-- begin Records for processing --

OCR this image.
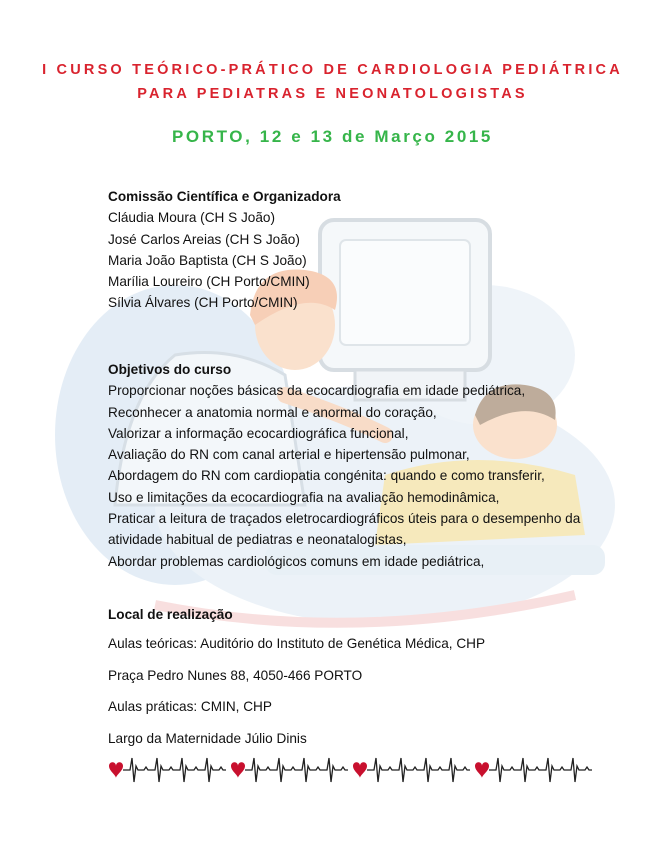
I CURSO TEÓRICO-PRÁTICO DE CARDIOLOGIA PEDIÁTRICA
PARA PEDIATRAS E NEONATOLOGISTAS
PORTO, 12 e 13 de Março 2015
Comissão Científica e Organizadora
Cláudia Moura (CH S João)
José Carlos Areias (CH S João)
Maria João Baptista (CH S João)
Marília Loureiro (CH Porto/CMIN)
Sílvia Álvares (CH Porto/CMIN)
Objetivos do curso
Proporcionar noções básicas da ecocardiografia em idade pediátrica,
Reconhecer a anatomia normal e anormal do coração,
Valorizar a informação ecocardiográfica funcional,
Avaliação do RN com canal arterial e hipertensão pulmonar,
Abordagem do RN com cardiopatia congénita: quando e como transferir,
Uso e limitações da ecocardiografia na avaliação hemodinâmica,
Praticar a leitura de traçados eletrocardiográficos úteis para o desempenho da
atividade habitual de pediatras e neonatalogistas,
Abordar problemas cardiológicos comuns em idade pediátrica,
Local de realização
Aulas teóricas: Auditório do Instituto de Genética Médica, CHP
Praça Pedro Nunes 88, 4050-466 PORTO
Aulas práticas: CMIN, CHP
Largo da Maternidade Júlio Dinis
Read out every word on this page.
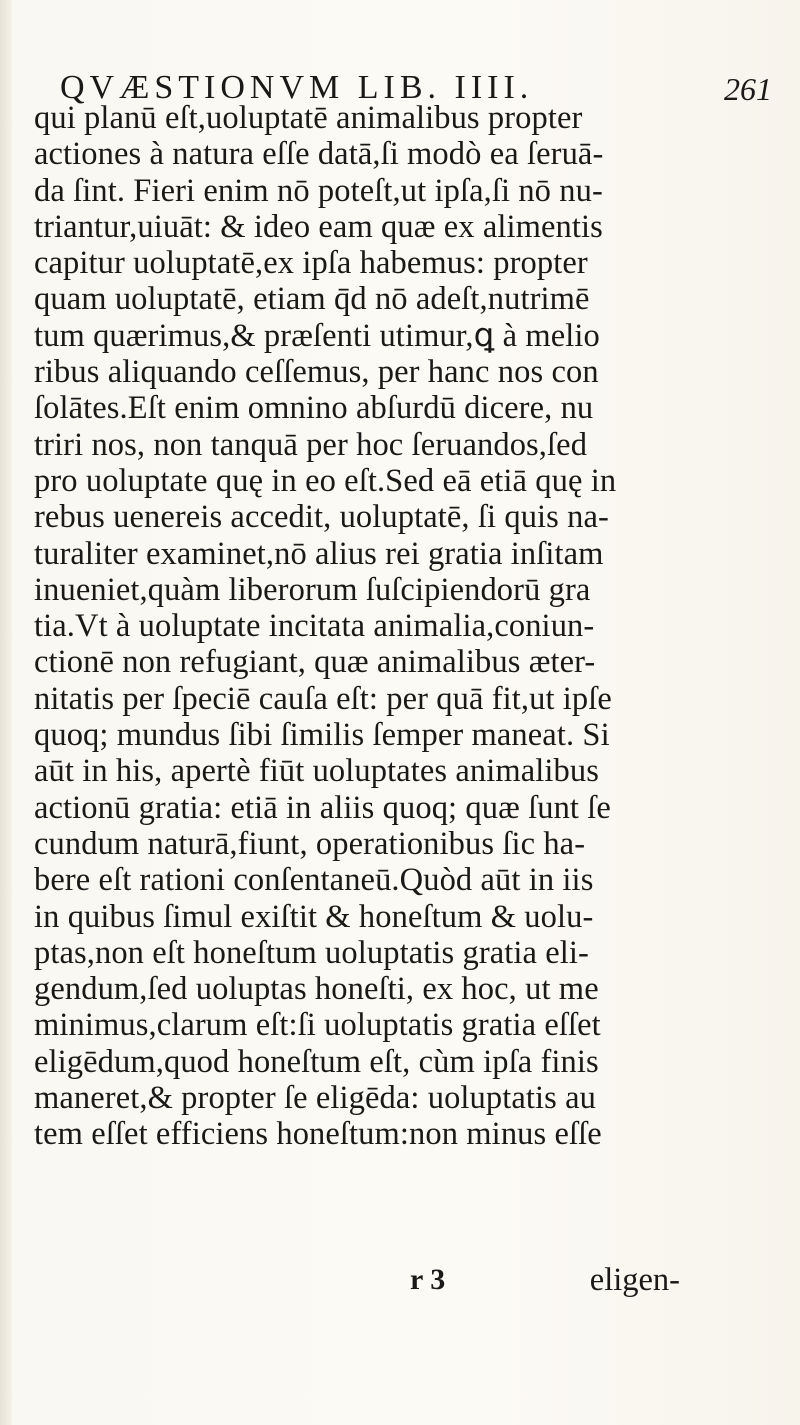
QVÆSTIONVM LIB. IIII.	261
qui planū eſt,uoluptatē animalibus propter
actiones à natura eſſe datā,ſi modò ea ſeruā-
da ſint. Fieri enim nō poteſt,ut ipſa,ſi nō nu-
triantur,uiuāt: & ideo eam quæ ex alimentis
capitur uoluptatē,ex ipſa habemus: propter
quam uoluptatē, etiam q̄d nō adeſt,nutrimē
tum quærimus,& præſenti utimur,ꝗ à melio
ribus aliquando ceſſemus, per hanc nos con
ſolātes.Eſt enim omnino abſurdū dicere, nu
triri nos, non tanquā per hoc ſeruandos,ſed
pro uoluptate quę in eo eſt.Sed eā etiā quę in
rebus uenereis accedit, uoluptatē, ſi quis na-
turaliter examinet,nō alius rei gratia inſitam
inueniet,quàm liberorum ſuſcipiendorū gra
tia.Vt à uoluptate incitata animalia,coniun-
ctionē non refugiant, quæ animalibus æter-
nitatis per ſpeciē cauſa eſt: per quā fit,ut ipſe
quoq; mundus ſibi ſimilis ſemper maneat. Si
aūt in his, apertè fiūt uoluptates animalibus
actionū gratia: etiā in aliis quoq; quæ ſunt ſe
cundum naturā,fiunt, operationibus ſic ha-
bere eſt rationi conſentaneū.Quòd aūt in iis
in quibus ſimul exiſtit & honeſtum & uolu-
ptas,non eſt honeſtum uoluptatis gratia eli-
gendum,ſed uoluptas honeſti, ex hoc, ut me
minimus,clarum eſt:ſi uoluptatis gratia eſſet
eligēdum,quod honeſtum eſt, cùm ipſa finis
maneret,& propter ſe eligēda: uoluptatis au
tem eſſet efficiens honeſtum:non minus eſſe
r 3	eligen-
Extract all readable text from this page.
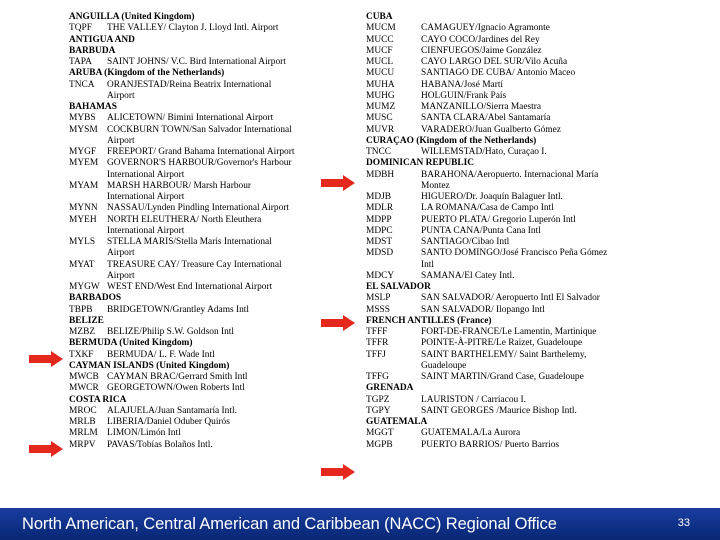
ANGUILLA (United Kingdom)
TQPF THE VALLEY/ Clayton J. Lloyd Intl. Airport
ANTIGUA AND
BARBUDA
TAPA SAINT JOHNS/ V.C. Bird International Airport
ARUBA (Kingdom of the Netherlands)
TNCA ORANJESTAD/Reina Beatrix International
Airport
BAHAMAS
MYBS ALICETOWN/ Bimini International Airport
MYSM COCKBURN TOWN/San Salvador International
Airport
MYGF FREEPORT/ Grand Bahama International Airport
MYEM GOVERNOR'S HARBOUR/Governor's Harbour
International Airport
MYAM MARSH HARBOUR/ Marsh Harbour
International Airport
MYNN NASSAU/Lynden Pindling International Airport
MYEH NORTH ELEUTHERA/ North Eleuthera
International Airport
MYLS STELLA MARIS/Stella Maris International
Airport
MYAT TREASURE CAY/ Treasure Cay International
Airport
MYGW WEST END/West End International Airport
BARBADOS
TBPB BRIDGETOWN/Grantley Adams Intl
BELIZE
MZBZ BELIZE/Philip S.W. Goldson Intl
BERMUDA (United Kingdom)
TXKF BERMUDA/ L. F. Wade Intl
CAYMAN ISLANDS (United Kingdom)
MWCB CAYMAN BRAC/Gerrard Smith Intl
MWCR GEORGETOWN/Owen Roberts Intl
COSTA RICA
MROC ALAJUELA/Juan Santamaría Intl.
MRLB LIBERIA/Daniel Oduber Quirós
MRLM LIMON/Limón Intl
MRPV PAVAS/Tobías Bolaños Intl.
CUBA
MUCM	CAMAGUEY/Ignacio Agramonte
MUCC	CAYO COCO/Jardines del Rey
MUCF	CIENFUEGOS/Jaime González
MUCL	CAYO LARGO DEL SUR/Vilo Acuña
MUCU	SANTIAGO DE CUBA/ Antonio Maceo
MUHA	HABANA/José Martí
MUHG	HOLGUIN/Frank País
MUMZ	MANZANILLO/Sierra Maestra
MUSC	SANTA CLARA/Abel Santamaría
MUVR	VARADERO/Juan Gualberto Gómez
CURAÇAO (Kingdom of the Netherlands)
TNCC	WILLEMSTAD/Hato, Curaçao I.
DOMINICAN REPUBLIC
MDBH	BARAHONA/Aeropuerto. Internacional María
Montez
MDJB	HIGUERO/Dr. Joaquín Balaguer Intl.
MDLR	LA ROMANA/Casa de Campo Intl
MDPP	PUERTO PLATA/ Gregorio Luperón Intl
MDPC	PUNTA CANA/Punta Cana Intl
MDST	SANTIAGO/Cibao Intl
MDSD	SANTO DOMINGO/José Francisco Peña Gómez
Intl
MDCY	SAMANA/El Catey Intl.
EL SALVADOR
MSLP	SAN SALVADOR/ Aeropuerto Intl El Salvador
MSSS	SAN SALVADOR/ Ilopango Intl
FRENCH ANTILLES (France)
TFFF	FORT-DE-FRANCE/Le Lamentin, Martinique
TFFR	POINTE-À-PITRE/Le Raizet, Guadeloupe
TFFJ	SAINT BARTHELEMY/ Saint Barthelemy,
Guadeloupe
TFFG	SAINT MARTIN/Grand Case, Guadeloupe
GRENADA
TGPZ	LAURISTON / Carriacou I.
TGPY	SAINT GEORGES /Maurice Bishop Intl.
GUATEMALA
MGGT	GUATEMALA/La Aurora
MGPB	PUERTO BARRIOS/ Puerto Barrios
North American, Central American and Caribbean (NACC) Regional Office	33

-- end Records for processing --

→ Task to complete:
Which lines hold the string "North"? Copy all of them from the data above.

→ Result:
MYEH NORTH ELEUTHERA/ North Eleuthera
North American, Central American and Caribbean (NACC) Regional Office	33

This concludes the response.